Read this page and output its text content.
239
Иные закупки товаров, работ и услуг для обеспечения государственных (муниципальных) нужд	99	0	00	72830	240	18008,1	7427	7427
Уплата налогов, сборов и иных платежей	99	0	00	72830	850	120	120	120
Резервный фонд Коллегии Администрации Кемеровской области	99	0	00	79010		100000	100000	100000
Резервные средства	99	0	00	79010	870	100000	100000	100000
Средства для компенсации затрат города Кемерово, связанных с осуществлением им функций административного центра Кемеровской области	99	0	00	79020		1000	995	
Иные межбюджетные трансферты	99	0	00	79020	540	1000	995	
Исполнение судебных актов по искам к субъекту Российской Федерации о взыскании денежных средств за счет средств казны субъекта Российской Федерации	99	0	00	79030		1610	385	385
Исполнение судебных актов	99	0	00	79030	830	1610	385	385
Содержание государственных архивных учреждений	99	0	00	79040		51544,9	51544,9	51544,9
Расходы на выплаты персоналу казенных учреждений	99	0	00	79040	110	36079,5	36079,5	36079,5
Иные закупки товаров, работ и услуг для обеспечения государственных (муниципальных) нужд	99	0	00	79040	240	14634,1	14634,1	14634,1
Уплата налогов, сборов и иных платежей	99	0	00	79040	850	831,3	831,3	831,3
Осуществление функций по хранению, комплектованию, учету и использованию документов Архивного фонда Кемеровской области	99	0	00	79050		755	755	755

TO DO
Your task is to reproduce all of the records exactly.

ANSWER FOR THE TASK
Read this page and output its text content.
239
Иные закупки товаров, работ и услуг для обеспечения государственных (муниципальных) нужд	99	0	00	72830	240	18008,1	7427	7427
Уплата налогов, сборов и иных платежей	99	0	00	72830	850	120	120	120
Резервный фонд Коллегии Администрации Кемеровской области	99	0	00	79010		100000	100000	100000
Резервные средства	99	0	00	79010	870	100000	100000	100000
Средства для компенсации затрат города Кемерово, связанных с осуществлением им функций административного центра Кемеровской области	99	0	00	79020		1000	995	
Иные межбюджетные трансферты	99	0	00	79020	540	1000	995	
Исполнение судебных актов по искам к субъекту Российской Федерации о взыскании денежных средств за счет средств казны субъекта Российской Федерации	99	0	00	79030		1610	385	385
Исполнение судебных актов	99	0	00	79030	830	1610	385	385
Содержание государственных архивных учреждений	99	0	00	79040		51544,9	51544,9	51544,9
Расходы на выплаты персоналу казенных учреждений	99	0	00	79040	110	36079,5	36079,5	36079,5
Иные закупки товаров, работ и услуг для обеспечения государственных (муниципальных) нужд	99	0	00	79040	240	14634,1	14634,1	14634,1
Уплата налогов, сборов и иных платежей	99	0	00	79040	850	831,3	831,3	831,3
Осуществление функций по хранению, комплектованию, учету и использованию документов Архивного фонда Кемеровской области	99	0	00	79050		755	755	755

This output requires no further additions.